Problem to work on:
Keep the wording of each record exactly the same when you repeat it, and leave out pictures.

Materials provided:
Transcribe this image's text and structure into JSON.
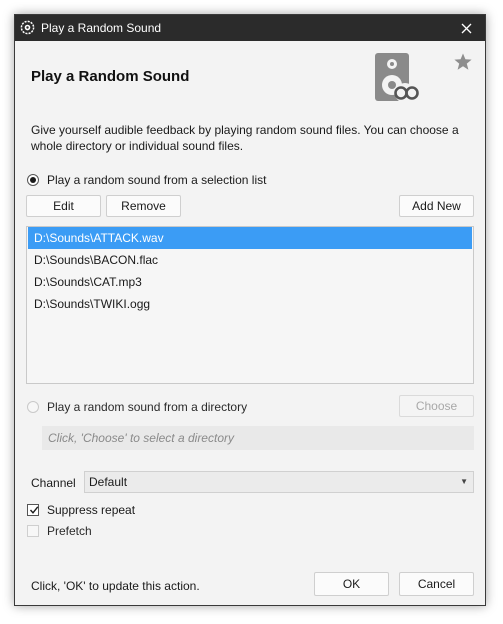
{
  "window": {
    "title": "Play a Random Sound"
  },
  "header": {
    "heading": "Play a Random Sound",
    "icon": "speaker-loop-icon",
    "favorite_icon": "star-icon"
  },
  "description": "Give yourself audible feedback by playing random sound files.  You can choose a whole directory or individual sound files.",
  "selection_mode": {
    "label": "Play a random sound from a selection list",
    "checked": true,
    "buttons": {
      "edit": "Edit",
      "remove": "Remove",
      "add_new": "Add New"
    },
    "files": [
      {
        "path": "D:\\Sounds\\ATTACK.wav",
        "selected": true
      },
      {
        "path": "D:\\Sounds\\BACON.flac",
        "selected": false
      },
      {
        "path": "D:\\Sounds\\CAT.mp3",
        "selected": false
      },
      {
        "path": "D:\\Sounds\\TWIKI.ogg",
        "selected": false
      }
    ]
  },
  "directory_mode": {
    "label": "Play a random sound from a directory",
    "checked": false,
    "choose_label": "Choose",
    "placeholder": "Click, 'Choose' to select a directory"
  },
  "channel": {
    "label": "Channel",
    "value": "Default"
  },
  "options": {
    "suppress_repeat": {
      "label": "Suppress repeat",
      "checked": true
    },
    "prefetch": {
      "label": "Prefetch",
      "checked": false
    }
  },
  "footer": {
    "hint": "Click, 'OK' to update this action.",
    "ok": "OK",
    "cancel": "Cancel"
  },
  "colors": {
    "titlebar": "#2b2b2b",
    "selection": "#3b9cf5",
    "background": "#f3f3f3"
  }
}
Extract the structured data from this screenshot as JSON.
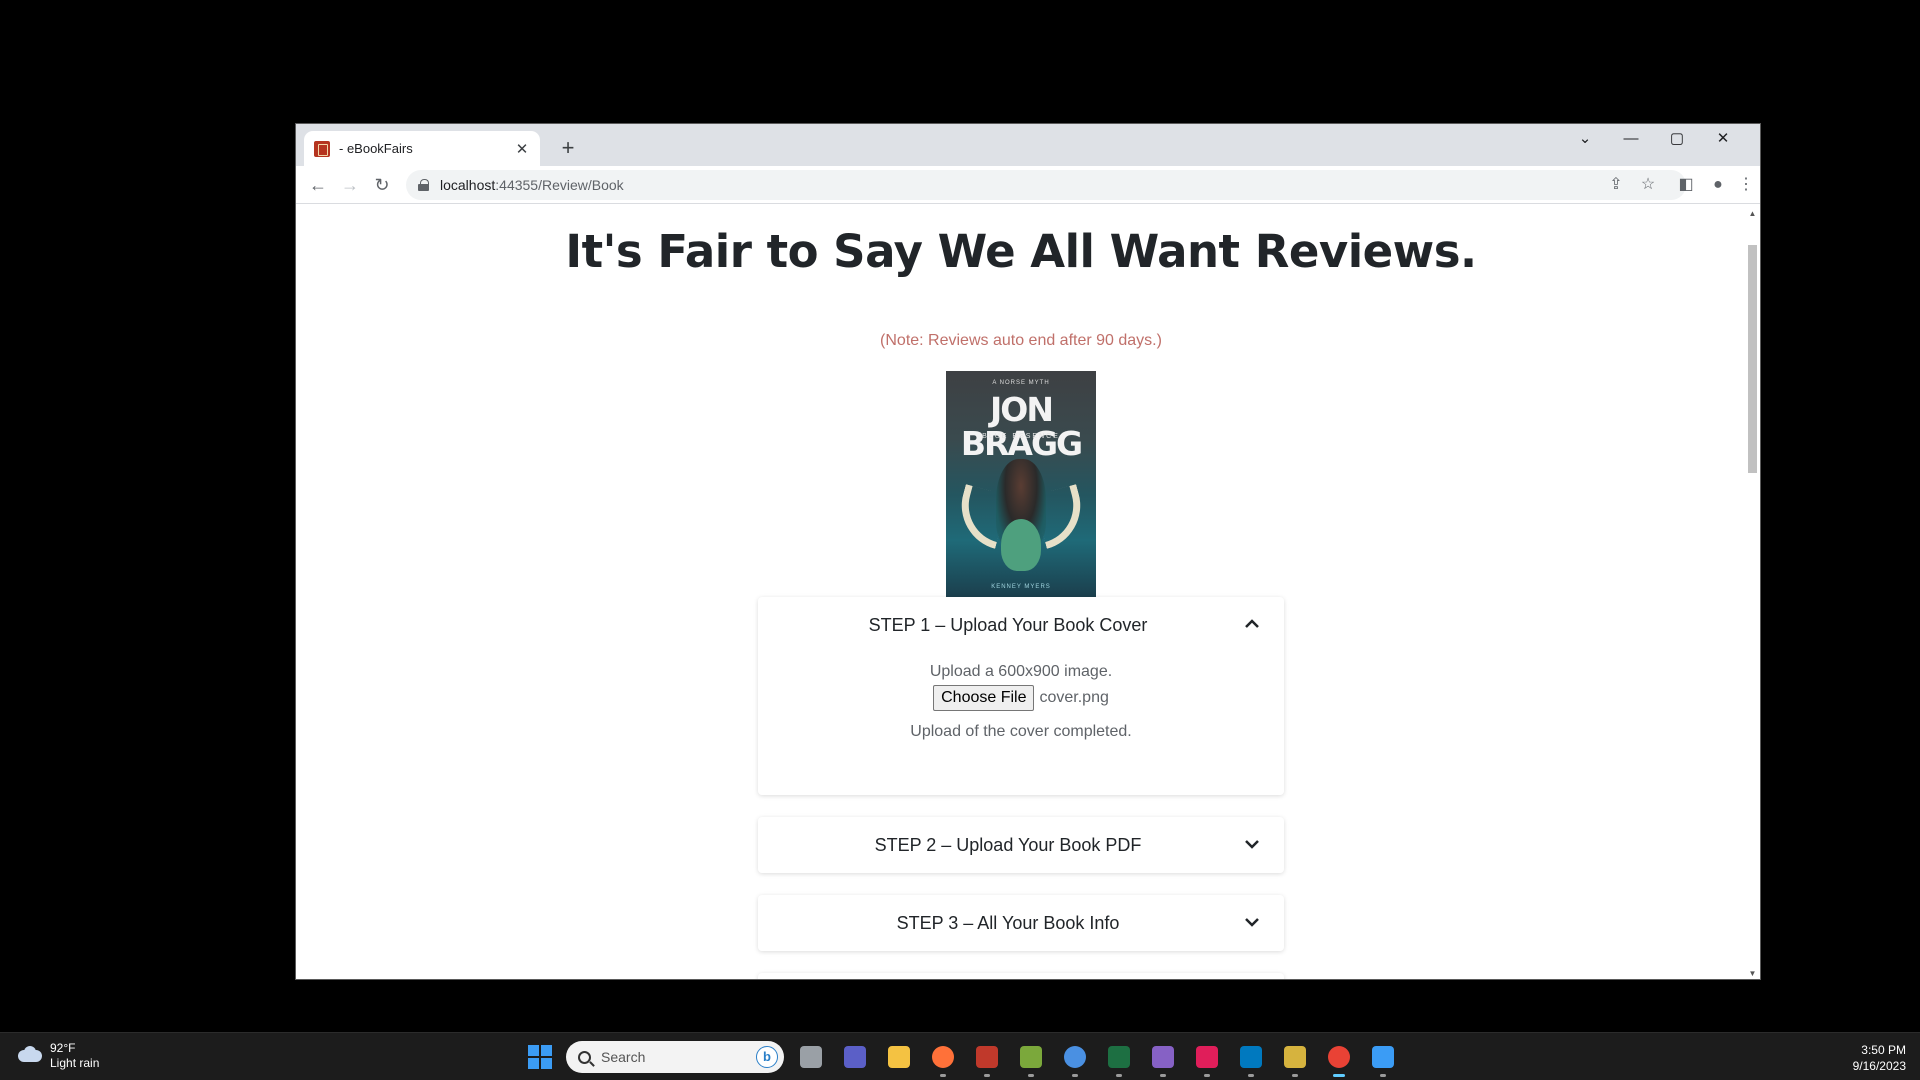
{
  "browser": {
    "tab_title": "- eBookFairs",
    "tab_close": "✕",
    "new_tab": "+",
    "url_host": "localhost",
    "url_rest": ":44355/Review/Book"
  },
  "page": {
    "heading": "It's Fair to Say We All Want Reviews.",
    "note": "(Note: Reviews auto end after 90 days.)",
    "cover": {
      "top_text": "A NORSE MYTH",
      "title": "JON BRAGG",
      "subtitle": "BLUE ESSENCE",
      "author": "KENNEY MYERS"
    },
    "steps": [
      {
        "title": "STEP 1 – Upload Your Book Cover",
        "expanded": true,
        "upload_hint": "Upload a 600x900 image.",
        "choose_button": "Choose File",
        "file_name": "cover.png",
        "status": "Upload of the cover completed."
      },
      {
        "title": "STEP 2 – Upload Your Book PDF",
        "expanded": false
      },
      {
        "title": "STEP 3 – All Your Book Info",
        "expanded": false
      }
    ]
  },
  "taskbar": {
    "weather_temp": "92°F",
    "weather_desc": "Light rain",
    "search_placeholder": "Search",
    "bing_label": "b",
    "time": "3:50 PM",
    "date": "9/16/2023",
    "apps": [
      {
        "name": "task-view",
        "color": "#9aa0a6"
      },
      {
        "name": "teams",
        "color": "#5b5fc7"
      },
      {
        "name": "file-explorer",
        "color": "#f4c242"
      },
      {
        "name": "firefox",
        "color": "#ff7139"
      },
      {
        "name": "app-x",
        "color": "#c0392b"
      },
      {
        "name": "app-green-doc",
        "color": "#7ba83b"
      },
      {
        "name": "chrome-alt",
        "color": "#4a90e2"
      },
      {
        "name": "excel",
        "color": "#1d6f42"
      },
      {
        "name": "visual-studio",
        "color": "#8661c5"
      },
      {
        "name": "slack",
        "color": "#e01e5a"
      },
      {
        "name": "trello",
        "color": "#0079bf"
      },
      {
        "name": "app-yellow",
        "color": "#d6b33e"
      },
      {
        "name": "chrome",
        "color": "#e94235"
      },
      {
        "name": "app-blue",
        "color": "#3b9cf5"
      }
    ]
  }
}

The result:
Transcribe this image's text and structure into JSON.
{
  "window": {
    "title": "Play a Random Sound"
  },
  "header": {
    "heading": "Play a Random Sound",
    "icon": "speaker-loop-icon",
    "favorite_icon": "star-icon"
  },
  "description": "Give yourself audible feedback by playing random sound files.  You can choose a whole directory or individual sound files.",
  "selection_mode": {
    "label": "Play a random sound from a selection list",
    "checked": true,
    "buttons": {
      "edit": "Edit",
      "remove": "Remove",
      "add_new": "Add New"
    },
    "files": [
      {
        "path": "D:\\Sounds\\ATTACK.wav",
        "selected": true
      },
      {
        "path": "D:\\Sounds\\BACON.flac",
        "selected": false
      },
      {
        "path": "D:\\Sounds\\CAT.mp3",
        "selected": false
      },
      {
        "path": "D:\\Sounds\\TWIKI.ogg",
        "selected": false
      }
    ]
  },
  "directory_mode": {
    "label": "Play a random sound from a directory",
    "checked": false,
    "choose_label": "Choose",
    "placeholder": "Click, 'Choose' to select a directory"
  },
  "channel": {
    "label": "Channel",
    "value": "Default"
  },
  "options": {
    "suppress_repeat": {
      "label": "Suppress repeat",
      "checked": true
    },
    "prefetch": {
      "label": "Prefetch",
      "checked": false
    }
  },
  "footer": {
    "hint": "Click, 'OK' to update this action.",
    "ok": "OK",
    "cancel": "Cancel"
  },
  "colors": {
    "titlebar": "#2b2b2b",
    "selection": "#3b9cf5",
    "background": "#f3f3f3"
  }
}
Extract the structured data from this screenshot as JSON.
{
  "browser": {
    "tab_title": "- eBookFairs",
    "tab_close": "✕",
    "new_tab": "+",
    "url_host": "localhost",
    "url_rest": ":44355/Review/Book"
  },
  "page": {
    "heading": "It's Fair to Say We All Want Reviews.",
    "note": "(Note: Reviews auto end after 90 days.)",
    "cover": {
      "top_text": "A NORSE MYTH",
      "title": "JON BRAGG",
      "subtitle": "BLUE ESSENCE",
      "author": "KENNEY MYERS"
    },
    "steps": [
      {
        "title": "STEP 1 – Upload Your Book Cover",
        "expanded": true,
        "upload_hint": "Upload a 600x900 image.",
        "choose_button": "Choose File",
        "file_name": "cover.png",
        "status": "Upload of the cover completed."
      },
      {
        "title": "STEP 2 – Upload Your Book PDF",
        "expanded": false
      },
      {
        "title": "STEP 3 – All Your Book Info",
        "expanded": false
      }
    ]
  },
  "taskbar": {
    "weather_temp": "92°F",
    "weather_desc": "Light rain",
    "search_placeholder": "Search",
    "bing_label": "b",
    "time": "3:50 PM",
    "date": "9/16/2023",
    "apps": [
      {
        "name": "task-view",
        "color": "#9aa0a6"
      },
      {
        "name": "teams",
        "color": "#5b5fc7"
      },
      {
        "name": "file-explorer",
        "color": "#f4c242"
      },
      {
        "name": "firefox",
        "color": "#ff7139"
      },
      {
        "name": "app-x",
        "color": "#c0392b"
      },
      {
        "name": "app-green-doc",
        "color": "#7ba83b"
      },
      {
        "name": "chrome-alt",
        "color": "#4a90e2"
      },
      {
        "name": "excel",
        "color": "#1d6f42"
      },
      {
        "name": "visual-studio",
        "color": "#8661c5"
      },
      {
        "name": "slack",
        "color": "#e01e5a"
      },
      {
        "name": "trello",
        "color": "#0079bf"
      },
      {
        "name": "app-yellow",
        "color": "#d6b33e"
      },
      {
        "name": "chrome",
        "color": "#e94235"
      },
      {
        "name": "app-blue",
        "color": "#3b9cf5"
      }
    ]
  }
}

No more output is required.